Without any pictures, reproduce exactly the lines running from the line containing "What does this" through the end of the entries.

-- Start Records for the task --

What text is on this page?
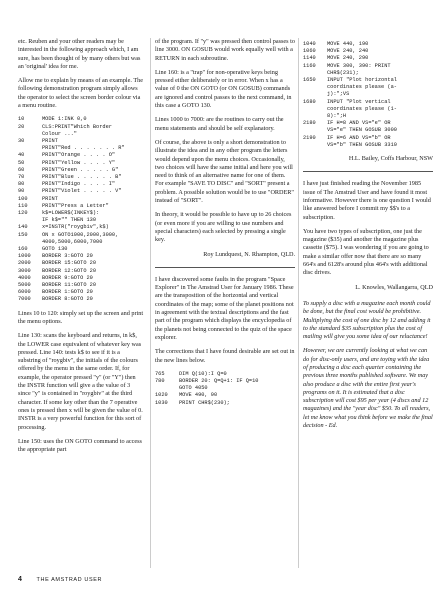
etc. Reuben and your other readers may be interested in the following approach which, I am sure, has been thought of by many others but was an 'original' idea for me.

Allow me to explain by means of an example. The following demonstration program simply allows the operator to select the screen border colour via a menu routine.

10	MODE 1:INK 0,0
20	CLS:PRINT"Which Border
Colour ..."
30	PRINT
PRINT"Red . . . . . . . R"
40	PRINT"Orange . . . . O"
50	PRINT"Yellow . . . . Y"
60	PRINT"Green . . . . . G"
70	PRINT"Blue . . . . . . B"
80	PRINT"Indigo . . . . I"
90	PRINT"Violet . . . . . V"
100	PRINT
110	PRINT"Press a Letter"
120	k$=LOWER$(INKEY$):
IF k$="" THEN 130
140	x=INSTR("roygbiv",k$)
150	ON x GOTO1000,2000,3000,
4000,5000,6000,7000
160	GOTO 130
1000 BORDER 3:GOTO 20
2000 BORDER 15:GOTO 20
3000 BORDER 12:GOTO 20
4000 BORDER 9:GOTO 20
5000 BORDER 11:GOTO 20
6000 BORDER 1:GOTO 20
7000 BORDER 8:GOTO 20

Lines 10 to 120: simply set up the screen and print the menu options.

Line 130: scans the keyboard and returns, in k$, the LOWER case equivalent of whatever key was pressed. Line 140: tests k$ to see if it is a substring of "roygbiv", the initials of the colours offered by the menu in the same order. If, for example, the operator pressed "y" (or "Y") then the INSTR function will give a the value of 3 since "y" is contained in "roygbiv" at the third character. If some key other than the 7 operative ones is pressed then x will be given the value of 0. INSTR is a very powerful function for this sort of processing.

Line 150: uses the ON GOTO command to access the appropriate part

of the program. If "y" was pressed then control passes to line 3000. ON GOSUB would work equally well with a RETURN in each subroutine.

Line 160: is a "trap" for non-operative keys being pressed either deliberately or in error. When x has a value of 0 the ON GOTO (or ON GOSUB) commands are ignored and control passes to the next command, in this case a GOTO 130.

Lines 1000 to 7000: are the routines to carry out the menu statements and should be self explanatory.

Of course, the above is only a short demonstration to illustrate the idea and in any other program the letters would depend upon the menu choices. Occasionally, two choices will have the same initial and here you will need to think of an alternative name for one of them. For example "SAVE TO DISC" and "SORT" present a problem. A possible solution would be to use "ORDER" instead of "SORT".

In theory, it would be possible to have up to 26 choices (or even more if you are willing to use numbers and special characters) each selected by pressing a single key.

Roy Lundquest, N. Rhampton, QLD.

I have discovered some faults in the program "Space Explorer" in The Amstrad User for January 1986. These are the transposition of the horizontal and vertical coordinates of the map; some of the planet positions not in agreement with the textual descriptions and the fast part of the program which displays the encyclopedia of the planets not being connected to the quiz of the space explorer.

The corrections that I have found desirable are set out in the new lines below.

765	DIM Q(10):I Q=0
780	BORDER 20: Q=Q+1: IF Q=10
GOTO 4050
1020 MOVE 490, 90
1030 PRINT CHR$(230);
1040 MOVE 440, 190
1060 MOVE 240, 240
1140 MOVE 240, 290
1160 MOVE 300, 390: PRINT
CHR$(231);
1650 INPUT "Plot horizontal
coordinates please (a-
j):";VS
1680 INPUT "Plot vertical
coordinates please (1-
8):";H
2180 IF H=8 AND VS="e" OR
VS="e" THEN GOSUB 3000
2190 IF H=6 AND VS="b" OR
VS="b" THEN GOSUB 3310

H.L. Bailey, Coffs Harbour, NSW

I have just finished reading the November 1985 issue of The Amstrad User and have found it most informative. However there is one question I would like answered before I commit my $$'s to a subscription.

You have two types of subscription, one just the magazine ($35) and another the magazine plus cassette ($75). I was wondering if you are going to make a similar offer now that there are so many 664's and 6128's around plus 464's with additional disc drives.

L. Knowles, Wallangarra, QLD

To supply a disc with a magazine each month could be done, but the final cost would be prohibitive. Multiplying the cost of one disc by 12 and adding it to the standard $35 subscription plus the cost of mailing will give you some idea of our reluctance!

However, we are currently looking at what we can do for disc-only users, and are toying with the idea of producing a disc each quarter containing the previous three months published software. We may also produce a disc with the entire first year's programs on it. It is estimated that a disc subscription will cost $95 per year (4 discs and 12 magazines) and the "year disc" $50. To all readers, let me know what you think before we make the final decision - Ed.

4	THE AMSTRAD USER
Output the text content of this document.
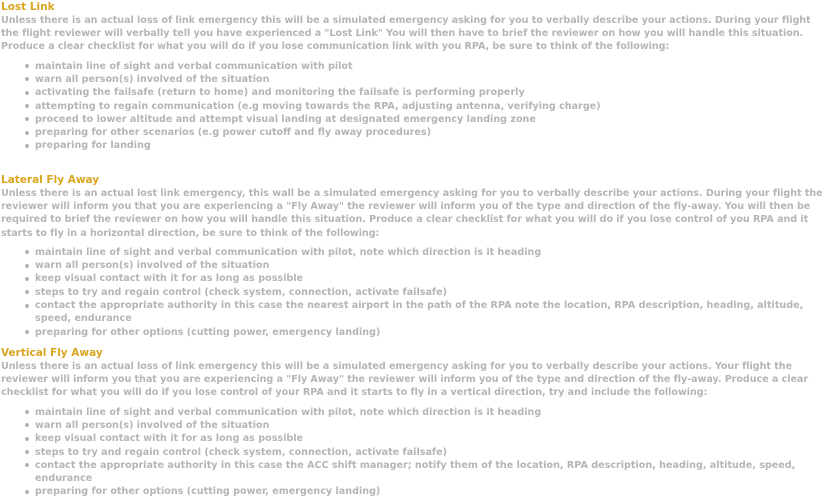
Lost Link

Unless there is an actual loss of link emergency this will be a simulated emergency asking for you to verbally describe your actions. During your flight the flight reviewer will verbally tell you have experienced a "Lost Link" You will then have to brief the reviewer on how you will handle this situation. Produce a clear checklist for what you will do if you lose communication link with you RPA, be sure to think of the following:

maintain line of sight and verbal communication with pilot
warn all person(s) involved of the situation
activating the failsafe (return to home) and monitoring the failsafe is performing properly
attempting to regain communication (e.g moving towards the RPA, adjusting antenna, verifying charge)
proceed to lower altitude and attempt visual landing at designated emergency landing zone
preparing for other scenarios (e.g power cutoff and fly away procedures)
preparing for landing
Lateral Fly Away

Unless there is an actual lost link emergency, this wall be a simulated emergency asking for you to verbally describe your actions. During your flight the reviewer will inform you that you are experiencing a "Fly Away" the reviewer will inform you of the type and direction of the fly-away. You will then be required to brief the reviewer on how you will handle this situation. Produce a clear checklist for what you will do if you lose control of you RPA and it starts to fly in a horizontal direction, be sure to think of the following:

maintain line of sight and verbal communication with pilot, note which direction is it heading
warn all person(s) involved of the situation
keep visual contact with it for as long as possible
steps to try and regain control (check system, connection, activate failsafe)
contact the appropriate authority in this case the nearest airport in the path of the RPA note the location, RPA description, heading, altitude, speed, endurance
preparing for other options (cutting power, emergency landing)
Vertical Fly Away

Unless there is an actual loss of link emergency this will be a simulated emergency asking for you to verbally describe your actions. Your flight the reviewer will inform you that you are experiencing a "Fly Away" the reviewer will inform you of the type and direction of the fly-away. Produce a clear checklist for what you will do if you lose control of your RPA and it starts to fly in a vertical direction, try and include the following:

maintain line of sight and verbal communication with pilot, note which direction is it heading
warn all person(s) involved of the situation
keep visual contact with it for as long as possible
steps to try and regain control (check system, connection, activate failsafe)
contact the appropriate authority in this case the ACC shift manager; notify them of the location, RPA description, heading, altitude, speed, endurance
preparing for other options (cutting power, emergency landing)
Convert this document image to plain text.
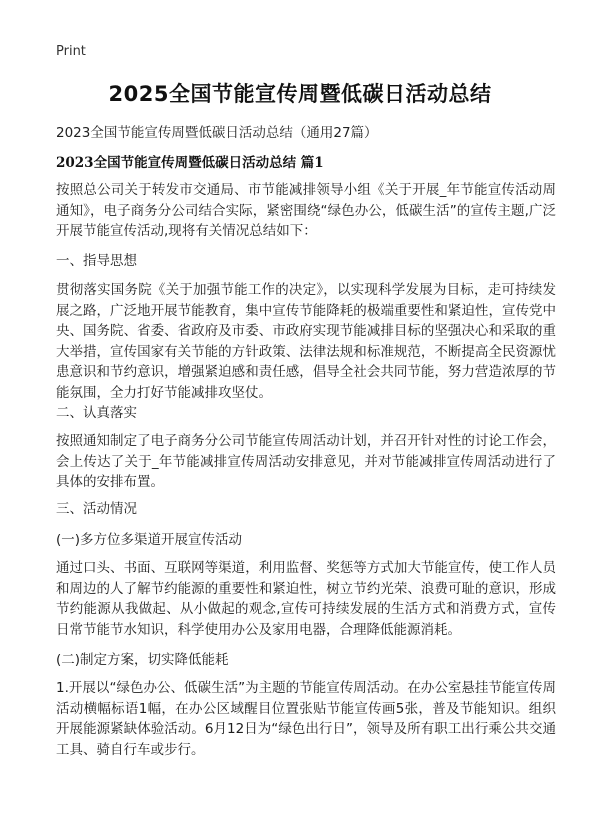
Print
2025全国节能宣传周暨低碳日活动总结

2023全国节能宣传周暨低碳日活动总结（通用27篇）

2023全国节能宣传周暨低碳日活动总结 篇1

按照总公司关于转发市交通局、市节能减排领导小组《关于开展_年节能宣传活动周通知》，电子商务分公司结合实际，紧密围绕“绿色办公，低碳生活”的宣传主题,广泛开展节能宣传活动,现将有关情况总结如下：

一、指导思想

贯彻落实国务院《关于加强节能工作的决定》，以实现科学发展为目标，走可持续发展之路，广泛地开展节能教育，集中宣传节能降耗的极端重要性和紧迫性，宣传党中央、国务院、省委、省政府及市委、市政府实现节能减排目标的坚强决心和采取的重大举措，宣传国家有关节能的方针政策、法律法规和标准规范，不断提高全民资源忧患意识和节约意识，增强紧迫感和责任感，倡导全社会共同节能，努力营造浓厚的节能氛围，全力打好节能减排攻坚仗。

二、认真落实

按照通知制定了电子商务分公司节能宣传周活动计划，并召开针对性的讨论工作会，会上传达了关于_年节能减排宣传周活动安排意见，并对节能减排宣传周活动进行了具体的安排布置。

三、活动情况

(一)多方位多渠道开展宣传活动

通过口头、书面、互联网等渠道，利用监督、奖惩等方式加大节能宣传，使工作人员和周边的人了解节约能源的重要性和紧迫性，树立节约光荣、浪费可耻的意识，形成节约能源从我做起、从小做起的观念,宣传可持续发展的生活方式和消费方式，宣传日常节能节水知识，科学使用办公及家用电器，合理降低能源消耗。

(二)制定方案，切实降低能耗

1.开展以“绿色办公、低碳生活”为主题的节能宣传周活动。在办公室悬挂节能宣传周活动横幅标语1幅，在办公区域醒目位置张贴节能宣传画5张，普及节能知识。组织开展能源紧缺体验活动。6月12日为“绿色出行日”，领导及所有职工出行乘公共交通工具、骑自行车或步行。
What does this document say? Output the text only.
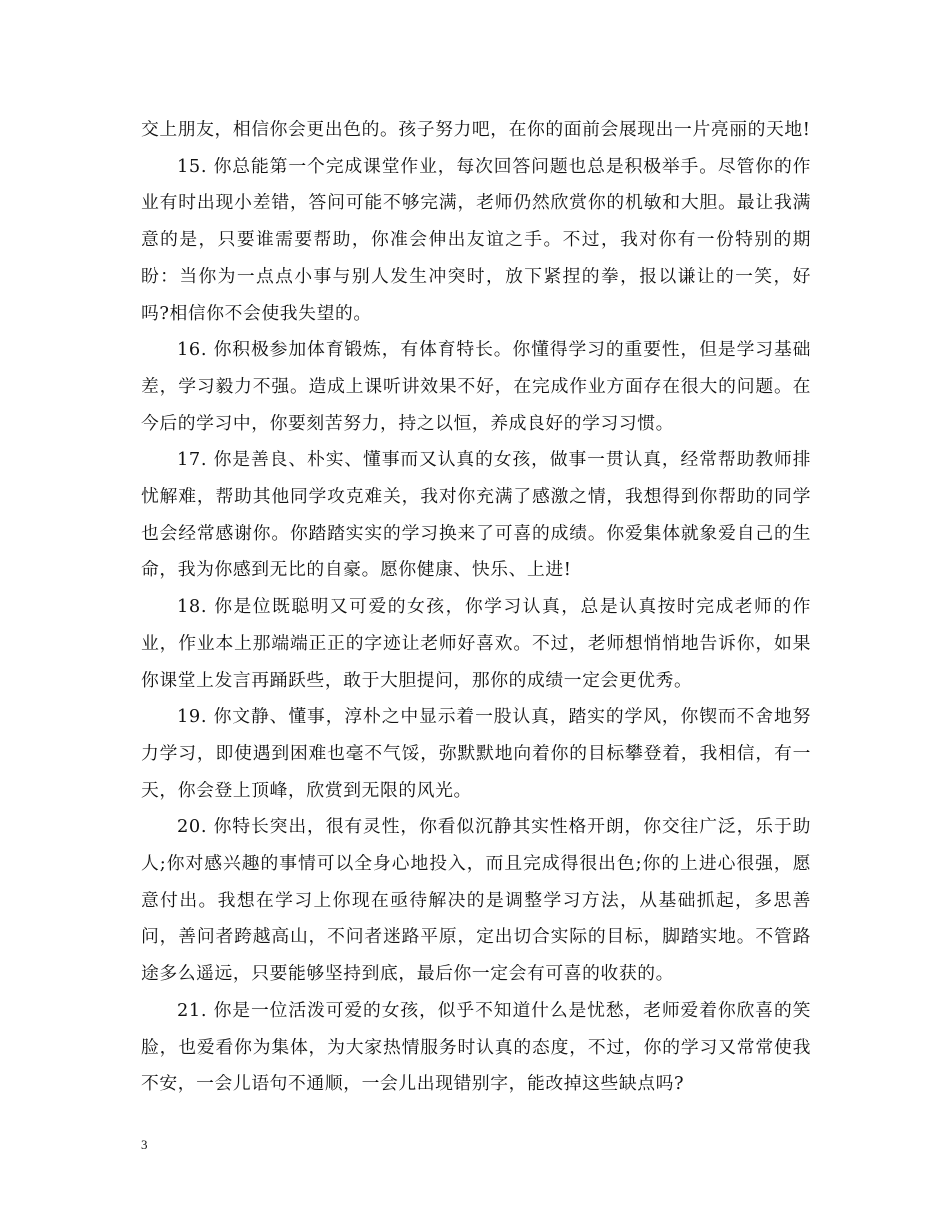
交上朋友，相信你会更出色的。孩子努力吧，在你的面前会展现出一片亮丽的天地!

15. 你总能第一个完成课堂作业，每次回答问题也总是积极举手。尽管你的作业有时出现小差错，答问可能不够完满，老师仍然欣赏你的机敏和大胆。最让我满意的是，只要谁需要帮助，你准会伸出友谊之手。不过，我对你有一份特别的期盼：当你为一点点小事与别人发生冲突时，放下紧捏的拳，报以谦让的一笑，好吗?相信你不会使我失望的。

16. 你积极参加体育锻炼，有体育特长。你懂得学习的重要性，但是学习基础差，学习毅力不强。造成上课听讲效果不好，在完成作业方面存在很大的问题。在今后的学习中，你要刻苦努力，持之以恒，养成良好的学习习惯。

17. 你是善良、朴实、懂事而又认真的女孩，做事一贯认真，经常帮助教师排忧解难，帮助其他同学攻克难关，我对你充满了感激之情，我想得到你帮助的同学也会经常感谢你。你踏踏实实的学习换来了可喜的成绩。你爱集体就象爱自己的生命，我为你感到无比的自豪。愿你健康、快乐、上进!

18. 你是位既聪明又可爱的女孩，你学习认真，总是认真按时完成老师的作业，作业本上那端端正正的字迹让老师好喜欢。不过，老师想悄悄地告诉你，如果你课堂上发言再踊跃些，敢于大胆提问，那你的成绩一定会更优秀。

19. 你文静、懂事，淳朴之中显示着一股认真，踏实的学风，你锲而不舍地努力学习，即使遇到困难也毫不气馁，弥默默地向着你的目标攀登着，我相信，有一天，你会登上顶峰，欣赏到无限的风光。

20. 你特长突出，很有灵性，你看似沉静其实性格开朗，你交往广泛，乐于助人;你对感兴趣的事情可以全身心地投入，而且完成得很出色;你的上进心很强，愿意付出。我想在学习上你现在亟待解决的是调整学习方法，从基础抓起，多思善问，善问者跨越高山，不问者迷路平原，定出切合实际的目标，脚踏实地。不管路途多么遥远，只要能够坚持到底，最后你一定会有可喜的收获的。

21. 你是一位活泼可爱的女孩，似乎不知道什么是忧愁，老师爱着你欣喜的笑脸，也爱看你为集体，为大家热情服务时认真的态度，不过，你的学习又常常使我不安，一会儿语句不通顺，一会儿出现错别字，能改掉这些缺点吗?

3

-- End Records for the task --

- Output
What does this document say? Output the text only.
交上朋友，相信你会更出色的。孩子努力吧，在你的面前会展现出一片亮丽的天地!

15. 你总能第一个完成课堂作业，每次回答问题也总是积极举手。尽管你的作业有时出现小差错，答问可能不够完满，老师仍然欣赏你的机敏和大胆。最让我满意的是，只要谁需要帮助，你准会伸出友谊之手。不过，我对你有一份特别的期盼：当你为一点点小事与别人发生冲突时，放下紧捏的拳，报以谦让的一笑，好吗?相信你不会使我失望的。

16. 你积极参加体育锻炼，有体育特长。你懂得学习的重要性，但是学习基础差，学习毅力不强。造成上课听讲效果不好，在完成作业方面存在很大的问题。在今后的学习中，你要刻苦努力，持之以恒，养成良好的学习习惯。

17. 你是善良、朴实、懂事而又认真的女孩，做事一贯认真，经常帮助教师排忧解难，帮助其他同学攻克难关，我对你充满了感激之情，我想得到你帮助的同学也会经常感谢你。你踏踏实实的学习换来了可喜的成绩。你爱集体就象爱自己的生命，我为你感到无比的自豪。愿你健康、快乐、上进!

18. 你是位既聪明又可爱的女孩，你学习认真，总是认真按时完成老师的作业，作业本上那端端正正的字迹让老师好喜欢。不过，老师想悄悄地告诉你，如果你课堂上发言再踊跃些，敢于大胆提问，那你的成绩一定会更优秀。

19. 你文静、懂事，淳朴之中显示着一股认真，踏实的学风，你锲而不舍地努力学习，即使遇到困难也毫不气馁，弥默默地向着你的目标攀登着，我相信，有一天，你会登上顶峰，欣赏到无限的风光。

20. 你特长突出，很有灵性，你看似沉静其实性格开朗，你交往广泛，乐于助人;你对感兴趣的事情可以全身心地投入，而且完成得很出色;你的上进心很强，愿意付出。我想在学习上你现在亟待解决的是调整学习方法，从基础抓起，多思善问，善问者跨越高山，不问者迷路平原，定出切合实际的目标，脚踏实地。不管路途多么遥远，只要能够坚持到底，最后你一定会有可喜的收获的。

21. 你是一位活泼可爱的女孩，似乎不知道什么是忧愁，老师爱着你欣喜的笑脸，也爱看你为集体，为大家热情服务时认真的态度，不过，你的学习又常常使我不安，一会儿语句不通顺，一会儿出现错别字，能改掉这些缺点吗?

3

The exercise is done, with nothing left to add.